## Extract
Dec 2, 2015 at 1:35 comment added Robert Israel If you insist on fully expanding them in all their glory, expressions such as the Salem root $x$ in the second paragraph are indeed rather fearsome, but they are not so bad if obtained in a sequence of steps, such as (I hope I got this right): $$ \eqalign{a_1 &= (748 + 12 i \sqrt{5871})^{1/3}\cr a_2 &= \sqrt{a_1 + 16 + 112/a_1}\cr a_3 &= \sqrt{12 \sqrt{6}/a_2 + 32 - a_1 - 112/a_1}\cr y &= (a_2 + a_3) \sqrt{6}/12\cr x &= \left(y + \sqrt{y^2-4}\right)/2\cr}$$
Dec 2, 2015 at 1:33 comment added David E Speyer @YCor If $M/L/K$ is a tower of fields, with $M$ and $L$ both Galois over $K$, then $Gal(M/K) \to Gal(L/K)$ is always surjective. Once proves this very early in a Galois theory course; there are a couple of different routes.
Dec 2, 2015 at 1:17 comment added YCor Why is the homomorphism from the Galois group of the degree 10 Lehmer polynomial P(x) given by the OP to the Galois group of your degree 5 polynomial Q(y) is surjective?

## Exercise task 1
Print the passage from the Galois theory comments starting with "Dec 2, 2015 at 1:35" and going on through "of different routes.".
## Exercise task 2
In the Galois theory comments, what is the degree of the Lehmer polynomial P(x) that YCor mentions?
The records that follow are drawn from a separate source.

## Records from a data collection
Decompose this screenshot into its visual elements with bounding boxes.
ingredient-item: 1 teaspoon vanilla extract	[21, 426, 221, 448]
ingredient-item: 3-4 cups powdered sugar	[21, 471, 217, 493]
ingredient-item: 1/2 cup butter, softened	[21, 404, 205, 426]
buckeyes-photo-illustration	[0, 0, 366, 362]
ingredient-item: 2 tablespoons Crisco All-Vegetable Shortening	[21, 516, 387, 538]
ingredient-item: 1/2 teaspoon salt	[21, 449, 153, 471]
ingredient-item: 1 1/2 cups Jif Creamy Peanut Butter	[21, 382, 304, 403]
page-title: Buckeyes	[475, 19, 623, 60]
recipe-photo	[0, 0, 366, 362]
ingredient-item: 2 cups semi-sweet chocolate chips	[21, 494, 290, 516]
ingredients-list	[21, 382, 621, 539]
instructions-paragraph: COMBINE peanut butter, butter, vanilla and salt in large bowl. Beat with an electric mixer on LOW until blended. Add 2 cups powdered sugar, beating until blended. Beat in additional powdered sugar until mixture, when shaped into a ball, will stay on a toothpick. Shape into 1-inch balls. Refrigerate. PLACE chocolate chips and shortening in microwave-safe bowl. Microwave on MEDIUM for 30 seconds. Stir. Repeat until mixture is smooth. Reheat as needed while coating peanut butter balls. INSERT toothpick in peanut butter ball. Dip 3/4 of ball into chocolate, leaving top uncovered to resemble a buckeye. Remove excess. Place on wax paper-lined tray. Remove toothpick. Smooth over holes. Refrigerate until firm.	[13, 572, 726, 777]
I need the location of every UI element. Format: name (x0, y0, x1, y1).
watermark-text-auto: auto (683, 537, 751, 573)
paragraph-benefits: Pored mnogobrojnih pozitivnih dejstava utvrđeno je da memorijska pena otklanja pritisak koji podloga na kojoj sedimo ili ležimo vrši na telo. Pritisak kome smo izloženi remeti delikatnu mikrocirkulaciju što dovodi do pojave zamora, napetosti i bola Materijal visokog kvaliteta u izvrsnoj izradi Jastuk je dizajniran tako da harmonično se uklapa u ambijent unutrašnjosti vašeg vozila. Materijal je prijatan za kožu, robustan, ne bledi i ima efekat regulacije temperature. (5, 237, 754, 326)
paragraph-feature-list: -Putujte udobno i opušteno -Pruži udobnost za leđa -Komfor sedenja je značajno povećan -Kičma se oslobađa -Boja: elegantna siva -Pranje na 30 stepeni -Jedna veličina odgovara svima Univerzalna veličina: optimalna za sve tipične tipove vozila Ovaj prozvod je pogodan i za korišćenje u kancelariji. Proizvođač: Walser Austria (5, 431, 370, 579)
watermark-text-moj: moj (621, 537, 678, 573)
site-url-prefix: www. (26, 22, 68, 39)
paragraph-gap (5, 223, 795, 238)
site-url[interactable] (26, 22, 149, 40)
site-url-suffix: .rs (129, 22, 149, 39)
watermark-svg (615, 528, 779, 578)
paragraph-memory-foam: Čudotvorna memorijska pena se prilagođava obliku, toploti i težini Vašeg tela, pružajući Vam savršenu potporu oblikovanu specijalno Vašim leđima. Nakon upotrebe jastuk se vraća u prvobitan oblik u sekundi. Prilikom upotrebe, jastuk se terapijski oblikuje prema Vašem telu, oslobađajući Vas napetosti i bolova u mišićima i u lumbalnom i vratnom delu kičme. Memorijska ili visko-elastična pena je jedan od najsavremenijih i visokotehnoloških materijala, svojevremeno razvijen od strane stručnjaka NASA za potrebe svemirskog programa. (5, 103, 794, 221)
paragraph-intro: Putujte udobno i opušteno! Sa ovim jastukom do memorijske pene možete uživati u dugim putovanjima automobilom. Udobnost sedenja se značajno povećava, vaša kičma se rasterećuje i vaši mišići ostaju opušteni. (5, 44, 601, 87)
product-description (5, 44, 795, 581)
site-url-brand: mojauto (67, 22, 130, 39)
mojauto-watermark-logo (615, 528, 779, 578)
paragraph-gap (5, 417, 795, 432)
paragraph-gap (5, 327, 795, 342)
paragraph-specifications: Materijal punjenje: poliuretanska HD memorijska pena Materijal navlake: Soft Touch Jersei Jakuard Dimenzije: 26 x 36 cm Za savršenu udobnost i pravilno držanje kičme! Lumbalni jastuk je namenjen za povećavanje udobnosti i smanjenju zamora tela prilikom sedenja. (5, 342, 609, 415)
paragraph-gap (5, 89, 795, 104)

## Correct answer 1
Dec 2, 2015 at 1:35 comment added Robert Israel If you insist on fully expanding them in all their glory, expressions such as the Salem root $x$ in the second paragraph are indeed rather fearsome, but they are not so bad if obtained in a sequence of steps, such as (I hope I got this right): $$ \eqalign{a_1 &= (748 + 12 i \sqrt{5871})^{1/3}\cr a_2 &= \sqrt{a_1 + 16 + 112/a_1}\cr a_3 &= \sqrt{12 \sqrt{6}/a_2 + 32 - a_1 - 112/a_1}\cr y &= (a_2 + a_3) \sqrt{6}/12\cr x &= \left(y + \sqrt{y^2-4}\right)/2\cr}$$
Dec 2, 2015 at 1:33 comment added David E Speyer @YCor If $M/L/K$ is a tower of fields, with $M$ and $L$ both Galois over $K$, then $Gal(M/K) \to Gal(L/K)$ is always surjective. Once proves this very early in a Galois theory course; there are a couple of different routes.

## Correct answer 2
Degree 10.